## EXERCISE
Search the records for "statistic" and copy each line that holds it.

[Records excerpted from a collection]
>> begin

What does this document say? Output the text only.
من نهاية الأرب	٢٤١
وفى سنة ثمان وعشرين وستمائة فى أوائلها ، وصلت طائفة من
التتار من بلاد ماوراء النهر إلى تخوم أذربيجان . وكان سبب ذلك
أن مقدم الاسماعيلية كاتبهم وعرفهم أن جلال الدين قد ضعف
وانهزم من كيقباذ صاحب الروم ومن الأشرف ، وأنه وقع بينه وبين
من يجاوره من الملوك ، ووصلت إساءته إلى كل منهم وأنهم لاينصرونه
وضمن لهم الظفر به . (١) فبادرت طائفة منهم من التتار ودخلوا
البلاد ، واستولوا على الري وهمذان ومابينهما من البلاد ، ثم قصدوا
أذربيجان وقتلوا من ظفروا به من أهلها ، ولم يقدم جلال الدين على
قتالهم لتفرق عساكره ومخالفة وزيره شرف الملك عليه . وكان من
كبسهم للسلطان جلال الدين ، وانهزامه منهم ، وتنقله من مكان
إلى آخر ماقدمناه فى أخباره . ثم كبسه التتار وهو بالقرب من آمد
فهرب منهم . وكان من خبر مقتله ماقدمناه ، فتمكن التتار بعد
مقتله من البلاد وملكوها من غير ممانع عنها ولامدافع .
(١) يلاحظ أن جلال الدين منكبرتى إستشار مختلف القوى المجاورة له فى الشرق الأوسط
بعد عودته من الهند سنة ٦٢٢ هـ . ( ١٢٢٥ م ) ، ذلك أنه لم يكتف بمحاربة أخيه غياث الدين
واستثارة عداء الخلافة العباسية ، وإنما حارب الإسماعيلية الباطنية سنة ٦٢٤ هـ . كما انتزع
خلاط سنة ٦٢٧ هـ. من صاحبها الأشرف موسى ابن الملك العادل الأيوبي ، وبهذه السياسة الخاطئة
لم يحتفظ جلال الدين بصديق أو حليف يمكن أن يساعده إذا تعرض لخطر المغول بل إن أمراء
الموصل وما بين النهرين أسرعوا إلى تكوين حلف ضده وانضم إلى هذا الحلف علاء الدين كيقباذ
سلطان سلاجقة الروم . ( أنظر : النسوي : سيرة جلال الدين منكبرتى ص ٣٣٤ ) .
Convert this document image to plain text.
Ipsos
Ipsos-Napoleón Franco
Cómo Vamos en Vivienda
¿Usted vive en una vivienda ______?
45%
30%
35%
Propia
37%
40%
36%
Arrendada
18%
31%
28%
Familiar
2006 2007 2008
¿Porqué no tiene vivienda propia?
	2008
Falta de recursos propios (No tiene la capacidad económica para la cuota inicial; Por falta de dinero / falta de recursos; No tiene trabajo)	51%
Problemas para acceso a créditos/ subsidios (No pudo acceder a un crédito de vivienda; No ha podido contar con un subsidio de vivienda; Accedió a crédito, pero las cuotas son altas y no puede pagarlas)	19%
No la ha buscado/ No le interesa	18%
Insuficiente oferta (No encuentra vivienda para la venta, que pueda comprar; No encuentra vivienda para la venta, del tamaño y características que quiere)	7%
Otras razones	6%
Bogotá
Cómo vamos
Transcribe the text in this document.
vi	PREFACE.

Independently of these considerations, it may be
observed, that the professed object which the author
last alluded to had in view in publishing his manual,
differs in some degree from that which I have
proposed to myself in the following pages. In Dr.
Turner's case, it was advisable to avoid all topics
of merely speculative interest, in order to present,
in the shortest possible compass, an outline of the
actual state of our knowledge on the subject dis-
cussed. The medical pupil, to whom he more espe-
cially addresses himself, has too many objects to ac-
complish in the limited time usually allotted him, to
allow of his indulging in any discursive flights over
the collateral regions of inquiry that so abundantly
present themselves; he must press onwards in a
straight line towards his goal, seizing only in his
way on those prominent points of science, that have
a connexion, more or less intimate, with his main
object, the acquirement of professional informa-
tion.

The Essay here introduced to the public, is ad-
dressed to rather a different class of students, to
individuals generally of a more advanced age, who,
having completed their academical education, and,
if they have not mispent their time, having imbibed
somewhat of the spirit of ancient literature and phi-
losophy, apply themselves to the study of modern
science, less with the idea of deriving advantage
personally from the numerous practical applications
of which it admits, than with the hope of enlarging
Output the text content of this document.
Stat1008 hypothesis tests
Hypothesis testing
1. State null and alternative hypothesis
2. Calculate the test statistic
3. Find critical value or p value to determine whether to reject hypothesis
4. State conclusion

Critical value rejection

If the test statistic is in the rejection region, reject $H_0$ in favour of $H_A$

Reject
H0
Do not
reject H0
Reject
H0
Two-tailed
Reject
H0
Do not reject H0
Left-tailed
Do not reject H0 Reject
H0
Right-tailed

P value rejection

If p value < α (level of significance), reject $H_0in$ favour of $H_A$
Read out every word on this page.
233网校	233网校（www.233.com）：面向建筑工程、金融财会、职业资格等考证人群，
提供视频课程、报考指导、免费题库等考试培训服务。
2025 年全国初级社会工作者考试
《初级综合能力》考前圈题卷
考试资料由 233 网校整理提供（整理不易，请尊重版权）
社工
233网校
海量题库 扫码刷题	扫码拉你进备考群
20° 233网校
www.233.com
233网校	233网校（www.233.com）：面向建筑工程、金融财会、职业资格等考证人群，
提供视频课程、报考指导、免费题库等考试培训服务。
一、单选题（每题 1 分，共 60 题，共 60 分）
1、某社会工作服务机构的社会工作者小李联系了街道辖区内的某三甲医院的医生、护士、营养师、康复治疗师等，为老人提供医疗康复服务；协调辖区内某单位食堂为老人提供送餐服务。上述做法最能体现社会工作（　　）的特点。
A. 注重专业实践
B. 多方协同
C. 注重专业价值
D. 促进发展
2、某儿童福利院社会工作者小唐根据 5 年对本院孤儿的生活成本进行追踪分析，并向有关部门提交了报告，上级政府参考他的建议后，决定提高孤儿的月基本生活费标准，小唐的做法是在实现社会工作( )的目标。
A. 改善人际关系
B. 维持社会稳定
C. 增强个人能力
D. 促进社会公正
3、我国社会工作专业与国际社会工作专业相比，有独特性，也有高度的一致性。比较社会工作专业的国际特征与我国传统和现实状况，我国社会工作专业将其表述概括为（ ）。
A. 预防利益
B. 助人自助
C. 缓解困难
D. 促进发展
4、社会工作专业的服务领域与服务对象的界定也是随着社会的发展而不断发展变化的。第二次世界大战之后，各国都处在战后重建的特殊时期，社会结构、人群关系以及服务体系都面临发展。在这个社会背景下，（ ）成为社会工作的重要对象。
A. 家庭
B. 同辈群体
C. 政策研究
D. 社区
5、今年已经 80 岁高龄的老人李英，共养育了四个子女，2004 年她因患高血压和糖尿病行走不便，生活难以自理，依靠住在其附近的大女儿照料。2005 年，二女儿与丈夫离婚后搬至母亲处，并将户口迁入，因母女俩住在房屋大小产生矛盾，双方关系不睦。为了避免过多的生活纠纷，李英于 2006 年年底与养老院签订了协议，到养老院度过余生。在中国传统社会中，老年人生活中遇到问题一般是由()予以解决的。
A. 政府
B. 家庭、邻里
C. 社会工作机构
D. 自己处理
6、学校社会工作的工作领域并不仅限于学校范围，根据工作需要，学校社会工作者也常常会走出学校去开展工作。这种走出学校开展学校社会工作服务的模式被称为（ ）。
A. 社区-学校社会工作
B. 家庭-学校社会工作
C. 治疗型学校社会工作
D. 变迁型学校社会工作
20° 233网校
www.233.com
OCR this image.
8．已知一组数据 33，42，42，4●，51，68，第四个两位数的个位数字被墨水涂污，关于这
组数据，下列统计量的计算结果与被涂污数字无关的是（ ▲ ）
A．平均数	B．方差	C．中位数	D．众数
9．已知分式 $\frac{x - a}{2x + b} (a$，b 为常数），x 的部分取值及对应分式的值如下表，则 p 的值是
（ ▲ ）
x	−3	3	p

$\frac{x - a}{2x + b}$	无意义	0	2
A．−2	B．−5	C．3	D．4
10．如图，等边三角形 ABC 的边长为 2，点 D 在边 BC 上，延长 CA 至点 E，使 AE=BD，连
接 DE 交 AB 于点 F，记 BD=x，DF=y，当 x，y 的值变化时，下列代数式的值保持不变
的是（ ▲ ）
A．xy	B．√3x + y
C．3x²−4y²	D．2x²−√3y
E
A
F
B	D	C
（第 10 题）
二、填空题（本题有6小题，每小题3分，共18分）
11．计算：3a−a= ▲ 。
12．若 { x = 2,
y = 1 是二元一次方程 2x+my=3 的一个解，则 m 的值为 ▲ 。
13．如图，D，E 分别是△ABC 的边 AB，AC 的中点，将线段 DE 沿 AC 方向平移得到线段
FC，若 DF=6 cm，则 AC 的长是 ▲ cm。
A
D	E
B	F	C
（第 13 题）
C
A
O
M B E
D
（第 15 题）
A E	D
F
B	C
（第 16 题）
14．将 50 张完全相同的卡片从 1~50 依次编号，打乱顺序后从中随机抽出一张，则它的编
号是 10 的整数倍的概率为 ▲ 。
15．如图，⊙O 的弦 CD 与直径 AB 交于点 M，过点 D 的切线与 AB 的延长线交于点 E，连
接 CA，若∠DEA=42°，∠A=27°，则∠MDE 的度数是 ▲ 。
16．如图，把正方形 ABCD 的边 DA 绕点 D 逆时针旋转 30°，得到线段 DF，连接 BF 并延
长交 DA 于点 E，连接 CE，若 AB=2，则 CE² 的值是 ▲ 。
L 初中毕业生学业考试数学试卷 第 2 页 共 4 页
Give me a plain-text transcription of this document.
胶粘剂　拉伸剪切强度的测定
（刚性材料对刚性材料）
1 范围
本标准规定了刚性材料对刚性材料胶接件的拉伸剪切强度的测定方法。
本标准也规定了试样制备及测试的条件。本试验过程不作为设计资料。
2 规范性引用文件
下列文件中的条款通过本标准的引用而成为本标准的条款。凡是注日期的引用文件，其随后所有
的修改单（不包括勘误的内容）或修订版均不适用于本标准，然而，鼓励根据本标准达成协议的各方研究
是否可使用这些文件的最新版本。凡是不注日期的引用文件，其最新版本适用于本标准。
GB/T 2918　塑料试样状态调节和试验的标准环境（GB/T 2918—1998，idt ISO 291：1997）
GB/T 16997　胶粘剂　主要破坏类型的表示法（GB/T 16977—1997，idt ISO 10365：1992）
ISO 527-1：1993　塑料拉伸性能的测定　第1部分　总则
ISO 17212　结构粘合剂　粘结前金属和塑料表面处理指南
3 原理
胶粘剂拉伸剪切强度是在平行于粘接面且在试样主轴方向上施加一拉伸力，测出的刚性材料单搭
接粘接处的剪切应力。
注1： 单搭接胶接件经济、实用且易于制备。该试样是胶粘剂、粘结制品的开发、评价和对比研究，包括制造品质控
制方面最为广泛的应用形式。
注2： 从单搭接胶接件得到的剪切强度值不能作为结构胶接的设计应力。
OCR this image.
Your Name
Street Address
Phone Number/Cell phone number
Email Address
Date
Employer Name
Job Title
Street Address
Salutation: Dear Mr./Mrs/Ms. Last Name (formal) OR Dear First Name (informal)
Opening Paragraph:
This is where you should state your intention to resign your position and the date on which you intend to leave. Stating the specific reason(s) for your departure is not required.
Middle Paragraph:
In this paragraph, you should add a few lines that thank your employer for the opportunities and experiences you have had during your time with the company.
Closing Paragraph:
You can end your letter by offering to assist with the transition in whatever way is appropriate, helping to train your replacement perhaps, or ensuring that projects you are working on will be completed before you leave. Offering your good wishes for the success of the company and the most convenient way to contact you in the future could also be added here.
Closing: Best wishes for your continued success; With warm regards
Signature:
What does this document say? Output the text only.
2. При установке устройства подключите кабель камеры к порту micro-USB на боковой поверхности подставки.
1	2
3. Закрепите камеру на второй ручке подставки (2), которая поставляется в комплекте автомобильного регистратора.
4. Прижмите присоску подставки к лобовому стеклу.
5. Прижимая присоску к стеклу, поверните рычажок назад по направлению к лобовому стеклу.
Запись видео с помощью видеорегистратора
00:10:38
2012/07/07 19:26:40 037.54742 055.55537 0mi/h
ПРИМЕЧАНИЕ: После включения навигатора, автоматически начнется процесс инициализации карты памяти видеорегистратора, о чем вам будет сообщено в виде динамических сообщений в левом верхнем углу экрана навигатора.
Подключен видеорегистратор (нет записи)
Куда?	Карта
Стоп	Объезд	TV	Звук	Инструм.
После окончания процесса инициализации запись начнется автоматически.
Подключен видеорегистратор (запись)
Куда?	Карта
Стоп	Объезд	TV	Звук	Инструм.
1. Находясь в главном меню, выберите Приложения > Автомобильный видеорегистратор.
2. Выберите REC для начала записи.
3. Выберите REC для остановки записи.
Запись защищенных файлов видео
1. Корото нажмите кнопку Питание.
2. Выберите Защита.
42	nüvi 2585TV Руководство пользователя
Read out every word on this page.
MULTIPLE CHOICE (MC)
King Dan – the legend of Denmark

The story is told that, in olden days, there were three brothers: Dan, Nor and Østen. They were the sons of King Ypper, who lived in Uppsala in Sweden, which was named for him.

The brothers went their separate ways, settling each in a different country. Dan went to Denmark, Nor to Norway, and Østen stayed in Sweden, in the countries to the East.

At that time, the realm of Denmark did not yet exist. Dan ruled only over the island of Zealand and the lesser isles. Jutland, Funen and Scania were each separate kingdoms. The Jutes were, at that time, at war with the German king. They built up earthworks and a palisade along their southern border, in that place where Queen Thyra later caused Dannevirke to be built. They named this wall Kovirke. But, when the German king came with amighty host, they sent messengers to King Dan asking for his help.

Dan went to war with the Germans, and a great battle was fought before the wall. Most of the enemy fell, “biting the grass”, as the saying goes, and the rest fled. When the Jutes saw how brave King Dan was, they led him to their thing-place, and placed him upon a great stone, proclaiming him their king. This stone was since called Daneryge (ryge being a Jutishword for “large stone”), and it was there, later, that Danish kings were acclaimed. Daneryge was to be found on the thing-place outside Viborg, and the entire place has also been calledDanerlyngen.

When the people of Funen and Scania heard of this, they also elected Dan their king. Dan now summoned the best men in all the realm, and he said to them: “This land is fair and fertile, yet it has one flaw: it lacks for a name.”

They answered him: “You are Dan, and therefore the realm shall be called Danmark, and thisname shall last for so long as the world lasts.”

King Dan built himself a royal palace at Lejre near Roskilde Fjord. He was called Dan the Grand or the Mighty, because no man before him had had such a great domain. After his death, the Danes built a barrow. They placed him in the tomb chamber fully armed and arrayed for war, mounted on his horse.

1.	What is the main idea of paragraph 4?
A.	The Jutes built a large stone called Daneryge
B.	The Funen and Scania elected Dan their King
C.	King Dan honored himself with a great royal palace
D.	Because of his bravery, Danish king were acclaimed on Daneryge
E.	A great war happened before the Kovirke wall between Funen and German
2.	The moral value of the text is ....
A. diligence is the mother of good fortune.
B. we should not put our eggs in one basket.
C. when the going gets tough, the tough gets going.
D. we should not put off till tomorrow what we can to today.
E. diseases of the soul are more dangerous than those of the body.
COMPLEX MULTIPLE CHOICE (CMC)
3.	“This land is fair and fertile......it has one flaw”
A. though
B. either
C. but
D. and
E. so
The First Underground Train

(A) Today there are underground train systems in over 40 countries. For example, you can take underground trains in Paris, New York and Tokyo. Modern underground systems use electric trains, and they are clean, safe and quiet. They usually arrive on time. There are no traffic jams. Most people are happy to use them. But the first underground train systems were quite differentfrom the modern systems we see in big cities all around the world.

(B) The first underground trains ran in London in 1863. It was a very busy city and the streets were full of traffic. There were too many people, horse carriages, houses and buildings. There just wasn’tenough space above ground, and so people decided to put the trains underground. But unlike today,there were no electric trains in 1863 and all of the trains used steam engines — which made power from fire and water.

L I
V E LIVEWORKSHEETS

>> end

## RESPONSE TO THE EXERCISE
2. Calculate the test statistic
If the test statistic is in the rejection region, reject $H_0$ in favour of $H_A$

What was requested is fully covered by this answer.